- [EXTRACTED RECORDS]:
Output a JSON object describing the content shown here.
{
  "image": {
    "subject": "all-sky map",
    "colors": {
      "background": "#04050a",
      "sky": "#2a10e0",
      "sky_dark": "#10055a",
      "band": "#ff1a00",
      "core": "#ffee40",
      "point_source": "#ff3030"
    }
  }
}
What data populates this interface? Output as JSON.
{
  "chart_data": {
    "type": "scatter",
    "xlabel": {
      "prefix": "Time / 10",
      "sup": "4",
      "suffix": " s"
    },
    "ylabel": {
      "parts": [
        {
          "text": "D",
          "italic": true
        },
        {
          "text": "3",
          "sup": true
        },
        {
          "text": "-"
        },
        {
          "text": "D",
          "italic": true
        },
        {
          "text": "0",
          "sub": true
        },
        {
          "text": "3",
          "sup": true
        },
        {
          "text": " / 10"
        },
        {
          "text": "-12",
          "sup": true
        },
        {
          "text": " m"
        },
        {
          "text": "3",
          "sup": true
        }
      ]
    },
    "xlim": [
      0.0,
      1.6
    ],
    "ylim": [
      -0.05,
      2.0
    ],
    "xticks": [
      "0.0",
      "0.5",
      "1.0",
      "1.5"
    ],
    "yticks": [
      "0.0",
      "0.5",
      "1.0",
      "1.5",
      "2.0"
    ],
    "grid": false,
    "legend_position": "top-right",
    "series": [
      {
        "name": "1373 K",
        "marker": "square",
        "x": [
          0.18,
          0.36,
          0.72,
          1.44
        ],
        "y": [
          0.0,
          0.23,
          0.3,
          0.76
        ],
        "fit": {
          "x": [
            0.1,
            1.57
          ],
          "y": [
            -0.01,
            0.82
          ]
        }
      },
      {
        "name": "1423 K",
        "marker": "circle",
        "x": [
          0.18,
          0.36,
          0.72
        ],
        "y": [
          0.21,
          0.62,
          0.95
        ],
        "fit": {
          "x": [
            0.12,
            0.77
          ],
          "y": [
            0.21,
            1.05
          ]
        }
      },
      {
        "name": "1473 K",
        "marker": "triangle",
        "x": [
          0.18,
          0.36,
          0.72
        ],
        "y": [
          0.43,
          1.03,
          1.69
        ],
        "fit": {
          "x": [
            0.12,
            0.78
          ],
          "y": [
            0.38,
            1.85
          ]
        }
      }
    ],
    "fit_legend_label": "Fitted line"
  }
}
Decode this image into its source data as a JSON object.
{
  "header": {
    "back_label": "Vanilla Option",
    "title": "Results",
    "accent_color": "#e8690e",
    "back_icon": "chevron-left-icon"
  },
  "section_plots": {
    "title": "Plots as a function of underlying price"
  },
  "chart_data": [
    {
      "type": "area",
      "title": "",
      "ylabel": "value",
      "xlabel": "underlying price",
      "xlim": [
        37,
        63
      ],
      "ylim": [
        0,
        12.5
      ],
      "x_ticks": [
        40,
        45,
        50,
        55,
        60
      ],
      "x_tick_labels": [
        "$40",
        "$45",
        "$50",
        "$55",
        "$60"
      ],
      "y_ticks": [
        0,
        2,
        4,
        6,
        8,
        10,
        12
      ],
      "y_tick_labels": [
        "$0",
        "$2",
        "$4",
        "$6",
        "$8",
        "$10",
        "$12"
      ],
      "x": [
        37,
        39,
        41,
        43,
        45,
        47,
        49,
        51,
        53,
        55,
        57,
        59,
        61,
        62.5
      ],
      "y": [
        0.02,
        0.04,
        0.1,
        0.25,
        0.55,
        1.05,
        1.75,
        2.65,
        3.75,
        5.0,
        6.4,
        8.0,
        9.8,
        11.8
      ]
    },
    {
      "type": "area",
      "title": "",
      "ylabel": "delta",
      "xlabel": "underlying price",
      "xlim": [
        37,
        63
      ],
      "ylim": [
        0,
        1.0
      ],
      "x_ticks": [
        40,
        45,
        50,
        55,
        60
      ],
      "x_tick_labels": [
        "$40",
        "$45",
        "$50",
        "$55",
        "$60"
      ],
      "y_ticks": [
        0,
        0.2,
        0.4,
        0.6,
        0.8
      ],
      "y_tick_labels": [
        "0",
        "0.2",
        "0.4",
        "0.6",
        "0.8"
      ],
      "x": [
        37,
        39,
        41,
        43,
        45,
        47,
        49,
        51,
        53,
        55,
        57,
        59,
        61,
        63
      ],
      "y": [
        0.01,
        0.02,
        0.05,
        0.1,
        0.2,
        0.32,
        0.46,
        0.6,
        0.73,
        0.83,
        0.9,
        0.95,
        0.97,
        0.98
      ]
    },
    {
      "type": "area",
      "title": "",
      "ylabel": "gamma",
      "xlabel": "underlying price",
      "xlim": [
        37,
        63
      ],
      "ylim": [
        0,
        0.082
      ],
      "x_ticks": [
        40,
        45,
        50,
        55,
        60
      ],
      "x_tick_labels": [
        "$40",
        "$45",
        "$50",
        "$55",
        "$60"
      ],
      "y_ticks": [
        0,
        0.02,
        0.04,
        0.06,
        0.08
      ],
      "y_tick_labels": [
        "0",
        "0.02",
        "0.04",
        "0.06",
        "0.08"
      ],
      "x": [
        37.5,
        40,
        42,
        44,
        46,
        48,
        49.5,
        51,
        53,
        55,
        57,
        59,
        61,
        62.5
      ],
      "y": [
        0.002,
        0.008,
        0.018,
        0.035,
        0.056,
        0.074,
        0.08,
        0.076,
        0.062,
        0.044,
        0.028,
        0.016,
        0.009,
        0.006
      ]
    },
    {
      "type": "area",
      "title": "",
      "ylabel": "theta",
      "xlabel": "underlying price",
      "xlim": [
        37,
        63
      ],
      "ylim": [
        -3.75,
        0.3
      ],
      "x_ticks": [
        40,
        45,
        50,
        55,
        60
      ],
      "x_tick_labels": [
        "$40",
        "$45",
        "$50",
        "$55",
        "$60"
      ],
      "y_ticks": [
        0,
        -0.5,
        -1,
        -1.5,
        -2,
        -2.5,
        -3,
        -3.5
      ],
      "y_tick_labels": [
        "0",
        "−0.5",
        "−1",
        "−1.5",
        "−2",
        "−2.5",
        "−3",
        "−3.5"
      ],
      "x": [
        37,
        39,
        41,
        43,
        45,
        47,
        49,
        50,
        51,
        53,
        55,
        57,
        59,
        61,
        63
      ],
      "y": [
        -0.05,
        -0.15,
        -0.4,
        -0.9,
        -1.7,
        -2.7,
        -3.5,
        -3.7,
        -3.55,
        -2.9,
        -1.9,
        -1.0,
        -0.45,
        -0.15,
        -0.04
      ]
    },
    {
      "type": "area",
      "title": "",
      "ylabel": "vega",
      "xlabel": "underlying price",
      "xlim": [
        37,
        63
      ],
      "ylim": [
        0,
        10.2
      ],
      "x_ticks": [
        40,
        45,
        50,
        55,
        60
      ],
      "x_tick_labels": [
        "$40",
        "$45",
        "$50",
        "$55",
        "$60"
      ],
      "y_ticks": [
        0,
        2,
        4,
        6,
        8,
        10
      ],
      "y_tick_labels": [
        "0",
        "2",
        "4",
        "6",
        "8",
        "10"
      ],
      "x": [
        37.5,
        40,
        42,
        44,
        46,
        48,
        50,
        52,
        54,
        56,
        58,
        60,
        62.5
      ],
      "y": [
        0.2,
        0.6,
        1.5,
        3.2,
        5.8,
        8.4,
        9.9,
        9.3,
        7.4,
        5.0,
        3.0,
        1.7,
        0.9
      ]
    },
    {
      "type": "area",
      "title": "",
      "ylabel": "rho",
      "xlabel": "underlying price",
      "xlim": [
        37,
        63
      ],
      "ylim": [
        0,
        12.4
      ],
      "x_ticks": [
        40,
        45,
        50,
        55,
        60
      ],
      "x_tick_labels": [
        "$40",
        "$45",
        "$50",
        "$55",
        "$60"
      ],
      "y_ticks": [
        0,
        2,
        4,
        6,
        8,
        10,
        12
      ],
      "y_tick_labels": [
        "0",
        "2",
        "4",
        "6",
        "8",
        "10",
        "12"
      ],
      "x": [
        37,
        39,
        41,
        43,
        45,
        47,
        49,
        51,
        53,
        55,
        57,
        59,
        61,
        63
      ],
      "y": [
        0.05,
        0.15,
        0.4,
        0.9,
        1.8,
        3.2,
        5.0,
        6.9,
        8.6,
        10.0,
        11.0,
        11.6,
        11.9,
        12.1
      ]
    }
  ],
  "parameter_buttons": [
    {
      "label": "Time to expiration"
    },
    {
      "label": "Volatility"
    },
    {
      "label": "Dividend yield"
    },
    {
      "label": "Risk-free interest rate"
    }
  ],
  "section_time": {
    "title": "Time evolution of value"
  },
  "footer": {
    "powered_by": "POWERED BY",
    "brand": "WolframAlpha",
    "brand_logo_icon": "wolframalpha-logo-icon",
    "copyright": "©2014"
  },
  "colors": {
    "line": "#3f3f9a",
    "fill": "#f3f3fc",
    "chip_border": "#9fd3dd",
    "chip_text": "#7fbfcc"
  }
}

- [WHAT IS BEING ASKED]: Compute the number of lines above that contain the string "marker". Reply with that value only.

- [WORKED SOLUTION]: 3